::: Records shown :::

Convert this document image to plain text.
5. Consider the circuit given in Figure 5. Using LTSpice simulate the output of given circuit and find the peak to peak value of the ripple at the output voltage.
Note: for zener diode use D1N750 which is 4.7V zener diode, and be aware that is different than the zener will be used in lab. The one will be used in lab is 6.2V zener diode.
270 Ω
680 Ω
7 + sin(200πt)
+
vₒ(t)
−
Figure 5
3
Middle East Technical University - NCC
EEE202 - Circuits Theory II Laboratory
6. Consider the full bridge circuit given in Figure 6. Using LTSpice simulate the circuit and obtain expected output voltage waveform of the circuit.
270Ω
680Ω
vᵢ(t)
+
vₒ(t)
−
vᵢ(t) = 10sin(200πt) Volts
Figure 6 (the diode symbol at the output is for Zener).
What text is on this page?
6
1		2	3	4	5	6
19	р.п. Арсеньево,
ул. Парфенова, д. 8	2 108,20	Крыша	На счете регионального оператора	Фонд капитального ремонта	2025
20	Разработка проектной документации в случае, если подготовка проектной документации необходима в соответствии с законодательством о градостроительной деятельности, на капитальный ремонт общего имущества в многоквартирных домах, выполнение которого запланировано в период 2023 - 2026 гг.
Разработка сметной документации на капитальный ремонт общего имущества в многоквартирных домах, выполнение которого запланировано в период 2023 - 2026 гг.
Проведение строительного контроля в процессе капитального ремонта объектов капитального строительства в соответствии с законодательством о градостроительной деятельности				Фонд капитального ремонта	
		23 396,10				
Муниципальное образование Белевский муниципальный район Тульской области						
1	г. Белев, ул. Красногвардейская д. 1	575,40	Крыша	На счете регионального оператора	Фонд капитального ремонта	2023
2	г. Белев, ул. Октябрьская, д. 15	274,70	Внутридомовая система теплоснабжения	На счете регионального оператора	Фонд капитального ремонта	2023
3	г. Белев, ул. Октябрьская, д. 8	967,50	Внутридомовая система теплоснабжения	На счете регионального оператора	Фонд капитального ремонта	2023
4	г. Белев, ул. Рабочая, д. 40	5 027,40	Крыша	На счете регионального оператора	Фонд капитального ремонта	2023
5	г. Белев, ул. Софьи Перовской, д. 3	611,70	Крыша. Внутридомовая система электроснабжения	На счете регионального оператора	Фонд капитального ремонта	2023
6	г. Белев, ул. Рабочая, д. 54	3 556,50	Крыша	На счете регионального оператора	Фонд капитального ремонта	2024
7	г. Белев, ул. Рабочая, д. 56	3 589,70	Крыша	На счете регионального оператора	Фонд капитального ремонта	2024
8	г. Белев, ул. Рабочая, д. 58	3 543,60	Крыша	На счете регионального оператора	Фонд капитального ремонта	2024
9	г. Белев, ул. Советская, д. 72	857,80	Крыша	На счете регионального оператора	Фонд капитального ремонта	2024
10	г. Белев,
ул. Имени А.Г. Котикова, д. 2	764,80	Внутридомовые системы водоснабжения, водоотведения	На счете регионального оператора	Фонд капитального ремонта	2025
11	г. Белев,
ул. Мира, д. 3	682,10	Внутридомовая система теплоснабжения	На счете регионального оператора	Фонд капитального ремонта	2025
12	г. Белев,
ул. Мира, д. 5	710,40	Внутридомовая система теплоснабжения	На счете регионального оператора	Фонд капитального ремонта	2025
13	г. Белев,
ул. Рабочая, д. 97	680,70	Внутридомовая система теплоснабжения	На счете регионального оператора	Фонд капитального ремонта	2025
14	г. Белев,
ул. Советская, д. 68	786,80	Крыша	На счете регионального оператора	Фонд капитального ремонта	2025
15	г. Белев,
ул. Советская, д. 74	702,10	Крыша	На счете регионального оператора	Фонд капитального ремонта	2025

:::

- Do this -
Identify the lines above with the word "домах". Copy them.

- Response to this exercise -
20	Разработка проектной документации в случае, если подготовка проектной документации необходима в соответствии с законодательством о градостроительной деятельности, на капитальный ремонт общего имущества в многоквартирных домах, выполнение которого запланировано в период 2023 - 2026 гг.
Разработка сметной документации на капитальный ремонт общего имущества в многоквартирных домах, выполнение которого запланировано в период 2023 - 2026 гг.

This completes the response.